▸ Objective: Print each of the rows below again, line for line, with no changes.

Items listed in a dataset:
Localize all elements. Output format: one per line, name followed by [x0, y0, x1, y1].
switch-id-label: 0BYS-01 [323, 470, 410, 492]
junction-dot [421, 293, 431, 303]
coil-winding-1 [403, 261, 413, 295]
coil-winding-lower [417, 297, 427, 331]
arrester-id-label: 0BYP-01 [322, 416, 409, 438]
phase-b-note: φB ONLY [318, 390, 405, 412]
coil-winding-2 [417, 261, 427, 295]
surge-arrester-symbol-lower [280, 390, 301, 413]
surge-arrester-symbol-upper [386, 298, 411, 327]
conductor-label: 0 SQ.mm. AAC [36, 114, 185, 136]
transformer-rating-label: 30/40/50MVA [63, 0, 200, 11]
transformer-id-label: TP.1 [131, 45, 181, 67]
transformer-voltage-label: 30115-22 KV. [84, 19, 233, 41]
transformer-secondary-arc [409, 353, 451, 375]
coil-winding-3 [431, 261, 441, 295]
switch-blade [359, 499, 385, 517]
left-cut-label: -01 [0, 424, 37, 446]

▸ Answer to the exercise:
Localize all elements. Output format: one per line, name followed by [x0, y0, x1, y1].
switch-id-label: 0BYS-01 [323, 470, 410, 492]
junction-dot [421, 293, 431, 303]
coil-winding-1 [403, 261, 413, 295]
coil-winding-lower [417, 297, 427, 331]
arrester-id-label: 0BYP-01 [322, 416, 409, 438]
phase-b-note: φB ONLY [318, 390, 405, 412]
coil-winding-2 [417, 261, 427, 295]
surge-arrester-symbol-lower [280, 390, 301, 413]
surge-arrester-symbol-upper [386, 298, 411, 327]
conductor-label: 0 SQ.mm. AAC [36, 114, 185, 136]
transformer-rating-label: 30/40/50MVA [63, 0, 200, 11]
transformer-id-label: TP.1 [131, 45, 181, 67]
transformer-voltage-label: 30115-22 KV. [84, 19, 233, 41]
transformer-secondary-arc [409, 353, 451, 375]
coil-winding-3 [431, 261, 441, 295]
switch-blade [359, 499, 385, 517]
left-cut-label: -01 [0, 424, 37, 446]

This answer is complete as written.